■ Work to do: How many of the lines below contain "type"? Answer with that number alone.

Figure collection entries
* Start *

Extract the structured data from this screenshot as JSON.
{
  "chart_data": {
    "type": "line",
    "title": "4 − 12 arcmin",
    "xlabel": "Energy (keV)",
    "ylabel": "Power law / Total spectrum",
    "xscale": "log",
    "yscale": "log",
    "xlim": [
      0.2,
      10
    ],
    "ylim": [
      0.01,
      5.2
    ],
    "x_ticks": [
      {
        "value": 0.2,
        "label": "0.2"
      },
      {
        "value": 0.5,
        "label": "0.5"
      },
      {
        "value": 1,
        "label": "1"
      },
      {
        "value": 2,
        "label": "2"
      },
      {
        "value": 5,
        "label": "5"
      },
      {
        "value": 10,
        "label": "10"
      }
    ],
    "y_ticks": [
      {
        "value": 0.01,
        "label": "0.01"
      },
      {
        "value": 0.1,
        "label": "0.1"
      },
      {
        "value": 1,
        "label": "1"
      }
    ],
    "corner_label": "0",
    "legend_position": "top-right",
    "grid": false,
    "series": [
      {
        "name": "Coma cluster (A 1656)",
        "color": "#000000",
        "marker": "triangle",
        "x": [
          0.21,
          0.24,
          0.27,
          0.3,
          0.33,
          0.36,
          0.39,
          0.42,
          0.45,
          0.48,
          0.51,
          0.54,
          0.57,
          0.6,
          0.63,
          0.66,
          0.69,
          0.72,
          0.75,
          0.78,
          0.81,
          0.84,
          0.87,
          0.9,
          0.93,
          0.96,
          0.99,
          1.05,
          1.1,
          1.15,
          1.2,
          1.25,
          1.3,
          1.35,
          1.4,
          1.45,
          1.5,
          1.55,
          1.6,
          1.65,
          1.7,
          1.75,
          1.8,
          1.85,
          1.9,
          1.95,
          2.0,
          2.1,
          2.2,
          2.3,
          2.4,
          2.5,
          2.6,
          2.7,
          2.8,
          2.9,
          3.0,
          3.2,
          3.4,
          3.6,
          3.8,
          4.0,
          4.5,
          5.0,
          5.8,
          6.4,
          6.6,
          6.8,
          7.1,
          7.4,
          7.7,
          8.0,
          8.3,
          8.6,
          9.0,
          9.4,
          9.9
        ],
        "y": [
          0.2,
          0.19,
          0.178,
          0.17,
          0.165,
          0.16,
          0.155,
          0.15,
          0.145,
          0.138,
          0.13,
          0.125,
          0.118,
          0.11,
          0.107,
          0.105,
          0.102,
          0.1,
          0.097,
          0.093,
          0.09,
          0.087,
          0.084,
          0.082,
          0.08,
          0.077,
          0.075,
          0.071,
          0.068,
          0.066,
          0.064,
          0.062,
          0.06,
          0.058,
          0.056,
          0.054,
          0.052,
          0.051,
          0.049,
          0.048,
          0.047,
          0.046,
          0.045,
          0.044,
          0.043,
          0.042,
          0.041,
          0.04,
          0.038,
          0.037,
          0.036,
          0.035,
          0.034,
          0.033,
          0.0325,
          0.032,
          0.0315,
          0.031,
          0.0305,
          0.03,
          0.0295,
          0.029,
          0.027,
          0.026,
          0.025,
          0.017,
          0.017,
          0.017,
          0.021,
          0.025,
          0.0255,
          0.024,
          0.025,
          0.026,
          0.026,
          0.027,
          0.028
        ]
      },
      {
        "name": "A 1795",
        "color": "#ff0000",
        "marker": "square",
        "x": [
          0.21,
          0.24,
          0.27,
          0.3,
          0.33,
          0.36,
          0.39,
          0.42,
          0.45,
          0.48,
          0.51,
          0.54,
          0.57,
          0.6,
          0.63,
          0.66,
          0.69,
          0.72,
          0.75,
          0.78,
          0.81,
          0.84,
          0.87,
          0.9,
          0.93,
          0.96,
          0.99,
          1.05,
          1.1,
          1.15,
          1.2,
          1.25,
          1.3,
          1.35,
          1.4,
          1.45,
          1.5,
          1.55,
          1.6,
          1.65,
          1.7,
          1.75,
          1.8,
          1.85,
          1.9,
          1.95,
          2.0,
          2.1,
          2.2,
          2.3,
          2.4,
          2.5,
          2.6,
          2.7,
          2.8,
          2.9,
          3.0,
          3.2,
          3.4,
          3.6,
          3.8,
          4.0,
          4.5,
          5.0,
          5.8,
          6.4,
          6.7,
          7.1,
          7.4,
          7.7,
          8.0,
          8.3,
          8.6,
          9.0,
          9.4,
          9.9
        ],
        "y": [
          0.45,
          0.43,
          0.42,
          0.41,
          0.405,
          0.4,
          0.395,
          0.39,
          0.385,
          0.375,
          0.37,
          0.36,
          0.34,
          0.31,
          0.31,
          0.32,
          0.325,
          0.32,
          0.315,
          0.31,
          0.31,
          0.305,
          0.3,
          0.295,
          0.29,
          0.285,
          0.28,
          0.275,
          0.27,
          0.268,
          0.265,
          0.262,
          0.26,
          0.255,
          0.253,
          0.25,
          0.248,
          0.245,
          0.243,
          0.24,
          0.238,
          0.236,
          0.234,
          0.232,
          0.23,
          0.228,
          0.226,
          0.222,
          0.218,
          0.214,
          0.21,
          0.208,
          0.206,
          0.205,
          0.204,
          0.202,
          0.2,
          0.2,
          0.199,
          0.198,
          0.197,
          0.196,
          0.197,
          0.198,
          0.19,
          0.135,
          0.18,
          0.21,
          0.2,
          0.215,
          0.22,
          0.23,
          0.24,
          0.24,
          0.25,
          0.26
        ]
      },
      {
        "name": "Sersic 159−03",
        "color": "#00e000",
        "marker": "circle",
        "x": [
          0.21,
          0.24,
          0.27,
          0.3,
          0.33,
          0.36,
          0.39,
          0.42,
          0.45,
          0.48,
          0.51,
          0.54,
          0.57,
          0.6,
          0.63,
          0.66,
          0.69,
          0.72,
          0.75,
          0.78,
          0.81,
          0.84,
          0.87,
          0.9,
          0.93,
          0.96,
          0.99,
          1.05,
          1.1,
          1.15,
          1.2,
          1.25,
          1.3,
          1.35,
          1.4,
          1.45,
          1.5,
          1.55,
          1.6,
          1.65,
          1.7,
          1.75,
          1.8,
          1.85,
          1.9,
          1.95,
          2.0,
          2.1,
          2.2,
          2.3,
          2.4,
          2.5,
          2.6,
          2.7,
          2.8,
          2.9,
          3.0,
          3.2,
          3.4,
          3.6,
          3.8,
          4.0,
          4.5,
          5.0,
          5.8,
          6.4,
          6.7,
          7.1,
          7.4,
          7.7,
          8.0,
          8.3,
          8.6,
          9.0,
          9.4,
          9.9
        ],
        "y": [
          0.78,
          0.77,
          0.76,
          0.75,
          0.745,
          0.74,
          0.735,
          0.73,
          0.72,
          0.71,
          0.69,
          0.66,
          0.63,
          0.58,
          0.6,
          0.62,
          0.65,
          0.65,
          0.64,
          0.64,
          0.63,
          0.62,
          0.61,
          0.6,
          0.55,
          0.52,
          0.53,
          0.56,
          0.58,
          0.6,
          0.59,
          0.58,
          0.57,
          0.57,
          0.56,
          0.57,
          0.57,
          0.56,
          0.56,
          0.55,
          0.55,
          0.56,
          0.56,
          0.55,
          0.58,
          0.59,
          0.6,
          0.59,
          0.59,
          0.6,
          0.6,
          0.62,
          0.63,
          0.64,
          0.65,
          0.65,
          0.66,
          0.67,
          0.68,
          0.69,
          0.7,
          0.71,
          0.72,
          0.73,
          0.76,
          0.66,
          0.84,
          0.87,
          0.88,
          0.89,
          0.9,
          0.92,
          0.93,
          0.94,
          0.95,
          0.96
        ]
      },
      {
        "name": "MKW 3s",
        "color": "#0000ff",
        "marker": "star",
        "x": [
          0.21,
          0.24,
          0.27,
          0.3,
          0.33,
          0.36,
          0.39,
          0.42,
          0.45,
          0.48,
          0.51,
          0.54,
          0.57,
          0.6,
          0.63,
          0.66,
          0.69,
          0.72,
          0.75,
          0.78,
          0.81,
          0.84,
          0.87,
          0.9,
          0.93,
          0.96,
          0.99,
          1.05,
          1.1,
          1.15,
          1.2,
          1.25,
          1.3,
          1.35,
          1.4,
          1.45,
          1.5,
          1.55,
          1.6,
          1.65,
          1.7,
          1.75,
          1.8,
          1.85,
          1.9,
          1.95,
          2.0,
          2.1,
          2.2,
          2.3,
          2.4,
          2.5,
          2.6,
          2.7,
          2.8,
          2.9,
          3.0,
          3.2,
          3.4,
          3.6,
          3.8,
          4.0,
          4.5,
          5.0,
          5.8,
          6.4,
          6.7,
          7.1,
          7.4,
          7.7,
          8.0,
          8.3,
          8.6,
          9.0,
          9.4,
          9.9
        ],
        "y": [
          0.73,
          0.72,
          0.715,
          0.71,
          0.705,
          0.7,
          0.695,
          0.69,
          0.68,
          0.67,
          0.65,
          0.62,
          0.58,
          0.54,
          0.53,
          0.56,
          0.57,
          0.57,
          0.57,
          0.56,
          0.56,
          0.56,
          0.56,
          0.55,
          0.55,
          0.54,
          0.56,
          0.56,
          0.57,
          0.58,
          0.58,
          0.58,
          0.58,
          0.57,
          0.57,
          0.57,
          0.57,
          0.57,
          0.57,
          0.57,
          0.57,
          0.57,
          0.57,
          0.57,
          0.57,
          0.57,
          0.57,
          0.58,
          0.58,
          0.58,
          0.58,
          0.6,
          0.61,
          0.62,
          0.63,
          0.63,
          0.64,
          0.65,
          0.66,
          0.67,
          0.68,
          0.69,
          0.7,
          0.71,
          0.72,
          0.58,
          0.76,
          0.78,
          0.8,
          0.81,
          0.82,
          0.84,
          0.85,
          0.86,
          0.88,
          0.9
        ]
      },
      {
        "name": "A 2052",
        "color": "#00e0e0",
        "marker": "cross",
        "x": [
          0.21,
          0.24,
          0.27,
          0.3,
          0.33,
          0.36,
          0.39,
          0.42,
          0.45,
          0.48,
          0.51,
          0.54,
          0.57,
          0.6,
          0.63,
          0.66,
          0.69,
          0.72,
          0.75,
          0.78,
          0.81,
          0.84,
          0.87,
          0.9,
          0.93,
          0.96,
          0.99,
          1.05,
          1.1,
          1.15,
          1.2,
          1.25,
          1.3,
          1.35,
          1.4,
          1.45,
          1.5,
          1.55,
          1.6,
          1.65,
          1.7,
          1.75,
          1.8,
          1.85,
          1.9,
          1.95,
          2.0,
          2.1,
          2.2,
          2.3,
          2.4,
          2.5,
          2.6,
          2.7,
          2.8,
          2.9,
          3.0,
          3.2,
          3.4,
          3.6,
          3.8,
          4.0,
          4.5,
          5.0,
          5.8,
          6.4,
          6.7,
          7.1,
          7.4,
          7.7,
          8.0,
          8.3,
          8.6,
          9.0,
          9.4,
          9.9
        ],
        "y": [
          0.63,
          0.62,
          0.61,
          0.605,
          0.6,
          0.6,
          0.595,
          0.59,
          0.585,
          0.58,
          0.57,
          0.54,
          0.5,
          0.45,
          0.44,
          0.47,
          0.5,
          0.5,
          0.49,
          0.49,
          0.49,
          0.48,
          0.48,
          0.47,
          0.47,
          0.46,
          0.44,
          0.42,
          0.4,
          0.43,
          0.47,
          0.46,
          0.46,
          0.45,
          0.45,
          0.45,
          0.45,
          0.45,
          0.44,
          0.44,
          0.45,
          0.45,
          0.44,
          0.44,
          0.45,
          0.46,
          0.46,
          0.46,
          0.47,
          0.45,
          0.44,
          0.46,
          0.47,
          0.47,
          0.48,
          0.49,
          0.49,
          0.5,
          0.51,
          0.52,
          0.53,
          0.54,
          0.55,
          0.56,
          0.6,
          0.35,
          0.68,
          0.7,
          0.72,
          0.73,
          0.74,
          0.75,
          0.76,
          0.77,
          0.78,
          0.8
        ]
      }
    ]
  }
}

* End *
* Start *

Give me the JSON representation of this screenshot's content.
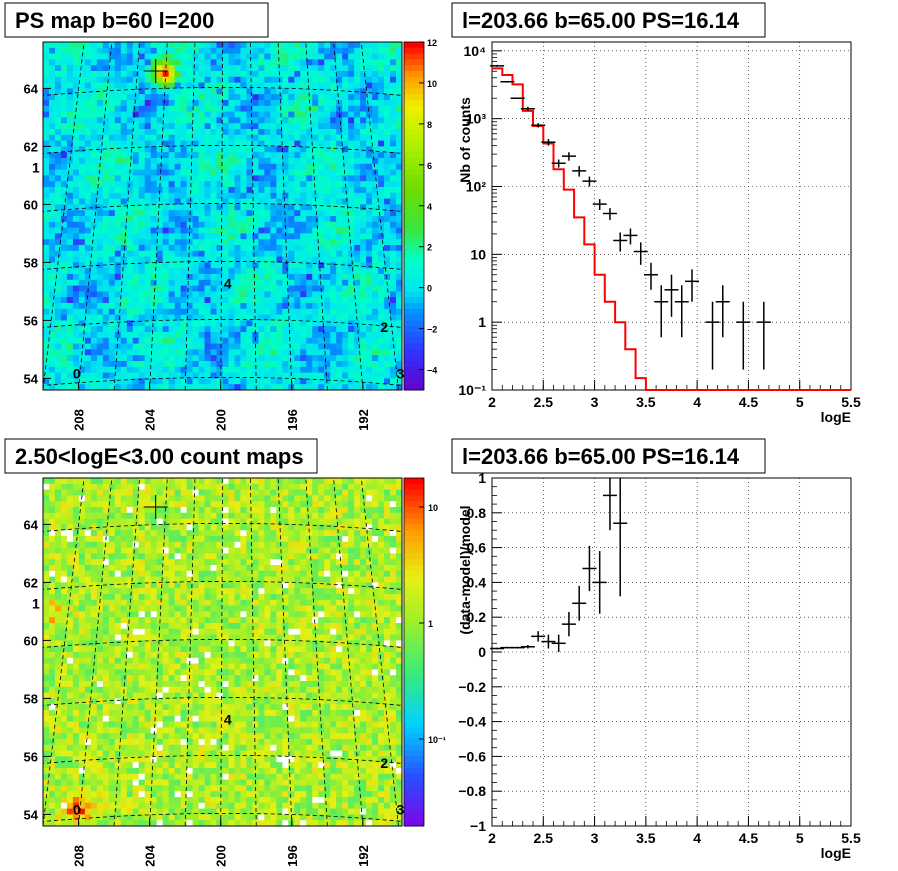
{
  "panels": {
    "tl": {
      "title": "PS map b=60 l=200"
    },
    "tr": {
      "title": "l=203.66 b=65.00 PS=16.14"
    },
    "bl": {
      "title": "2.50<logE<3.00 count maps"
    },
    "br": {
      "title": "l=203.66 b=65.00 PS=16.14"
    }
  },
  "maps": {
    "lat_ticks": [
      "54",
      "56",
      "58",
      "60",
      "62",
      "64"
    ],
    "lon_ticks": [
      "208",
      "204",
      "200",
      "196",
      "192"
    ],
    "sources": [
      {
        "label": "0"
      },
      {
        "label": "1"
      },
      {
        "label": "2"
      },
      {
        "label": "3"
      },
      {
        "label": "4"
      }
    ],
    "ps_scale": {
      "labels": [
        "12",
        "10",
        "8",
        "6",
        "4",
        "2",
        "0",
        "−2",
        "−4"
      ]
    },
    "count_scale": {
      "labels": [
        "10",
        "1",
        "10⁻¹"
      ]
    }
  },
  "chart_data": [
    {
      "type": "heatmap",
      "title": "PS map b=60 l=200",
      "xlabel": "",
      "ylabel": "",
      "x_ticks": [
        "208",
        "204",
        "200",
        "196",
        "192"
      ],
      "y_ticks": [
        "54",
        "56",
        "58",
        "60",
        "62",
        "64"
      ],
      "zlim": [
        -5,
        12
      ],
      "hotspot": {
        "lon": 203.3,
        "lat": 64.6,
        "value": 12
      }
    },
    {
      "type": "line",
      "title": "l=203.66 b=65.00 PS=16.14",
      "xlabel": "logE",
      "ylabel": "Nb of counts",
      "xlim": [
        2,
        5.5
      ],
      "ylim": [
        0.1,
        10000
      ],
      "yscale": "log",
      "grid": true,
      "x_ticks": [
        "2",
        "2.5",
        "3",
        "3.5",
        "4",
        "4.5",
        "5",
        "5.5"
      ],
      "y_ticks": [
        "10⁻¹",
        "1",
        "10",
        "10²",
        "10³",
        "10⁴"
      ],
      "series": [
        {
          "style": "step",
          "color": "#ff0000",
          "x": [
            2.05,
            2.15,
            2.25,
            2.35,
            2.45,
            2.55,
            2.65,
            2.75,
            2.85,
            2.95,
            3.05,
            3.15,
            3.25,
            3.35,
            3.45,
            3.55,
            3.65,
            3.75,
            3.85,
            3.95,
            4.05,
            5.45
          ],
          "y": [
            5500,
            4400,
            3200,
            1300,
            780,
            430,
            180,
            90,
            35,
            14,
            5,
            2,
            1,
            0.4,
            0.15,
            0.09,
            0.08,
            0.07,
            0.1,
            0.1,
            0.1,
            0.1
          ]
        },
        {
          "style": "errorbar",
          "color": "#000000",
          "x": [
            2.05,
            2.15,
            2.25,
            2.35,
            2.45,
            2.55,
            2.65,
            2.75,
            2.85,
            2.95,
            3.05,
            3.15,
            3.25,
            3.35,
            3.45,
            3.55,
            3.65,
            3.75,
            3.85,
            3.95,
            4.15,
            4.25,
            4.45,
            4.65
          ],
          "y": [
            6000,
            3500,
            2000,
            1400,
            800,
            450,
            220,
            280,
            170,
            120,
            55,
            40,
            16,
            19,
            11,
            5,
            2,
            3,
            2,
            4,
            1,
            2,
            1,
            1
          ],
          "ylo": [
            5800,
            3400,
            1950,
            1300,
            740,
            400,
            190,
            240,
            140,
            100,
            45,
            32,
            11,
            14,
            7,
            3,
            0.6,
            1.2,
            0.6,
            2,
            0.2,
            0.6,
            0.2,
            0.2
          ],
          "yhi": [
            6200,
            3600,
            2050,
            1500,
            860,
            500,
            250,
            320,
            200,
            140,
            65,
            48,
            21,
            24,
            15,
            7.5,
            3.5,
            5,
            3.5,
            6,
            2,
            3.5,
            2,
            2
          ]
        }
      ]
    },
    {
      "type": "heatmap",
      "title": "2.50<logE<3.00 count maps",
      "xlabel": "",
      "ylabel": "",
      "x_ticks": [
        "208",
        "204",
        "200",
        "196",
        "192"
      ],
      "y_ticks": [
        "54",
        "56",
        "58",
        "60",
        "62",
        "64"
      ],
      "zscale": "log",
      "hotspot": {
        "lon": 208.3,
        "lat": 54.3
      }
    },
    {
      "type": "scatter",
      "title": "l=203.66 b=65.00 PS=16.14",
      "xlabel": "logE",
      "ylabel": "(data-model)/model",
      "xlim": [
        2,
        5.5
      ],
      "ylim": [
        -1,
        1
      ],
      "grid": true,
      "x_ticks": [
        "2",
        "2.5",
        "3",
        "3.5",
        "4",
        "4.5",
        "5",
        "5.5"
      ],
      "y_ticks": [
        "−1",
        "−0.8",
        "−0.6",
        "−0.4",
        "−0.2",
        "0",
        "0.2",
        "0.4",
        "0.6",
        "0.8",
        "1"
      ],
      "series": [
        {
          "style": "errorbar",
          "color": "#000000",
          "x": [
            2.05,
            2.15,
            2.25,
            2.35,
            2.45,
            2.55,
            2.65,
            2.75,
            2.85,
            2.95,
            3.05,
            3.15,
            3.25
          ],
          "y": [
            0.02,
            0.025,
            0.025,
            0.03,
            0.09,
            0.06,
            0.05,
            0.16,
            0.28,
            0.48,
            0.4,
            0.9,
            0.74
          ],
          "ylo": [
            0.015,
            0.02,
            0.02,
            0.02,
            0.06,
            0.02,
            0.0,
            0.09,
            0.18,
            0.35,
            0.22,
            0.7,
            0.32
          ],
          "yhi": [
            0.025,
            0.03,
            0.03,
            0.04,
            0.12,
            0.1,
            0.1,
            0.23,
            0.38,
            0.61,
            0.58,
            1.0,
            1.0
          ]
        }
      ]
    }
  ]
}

* End *

■ Solved problem: 5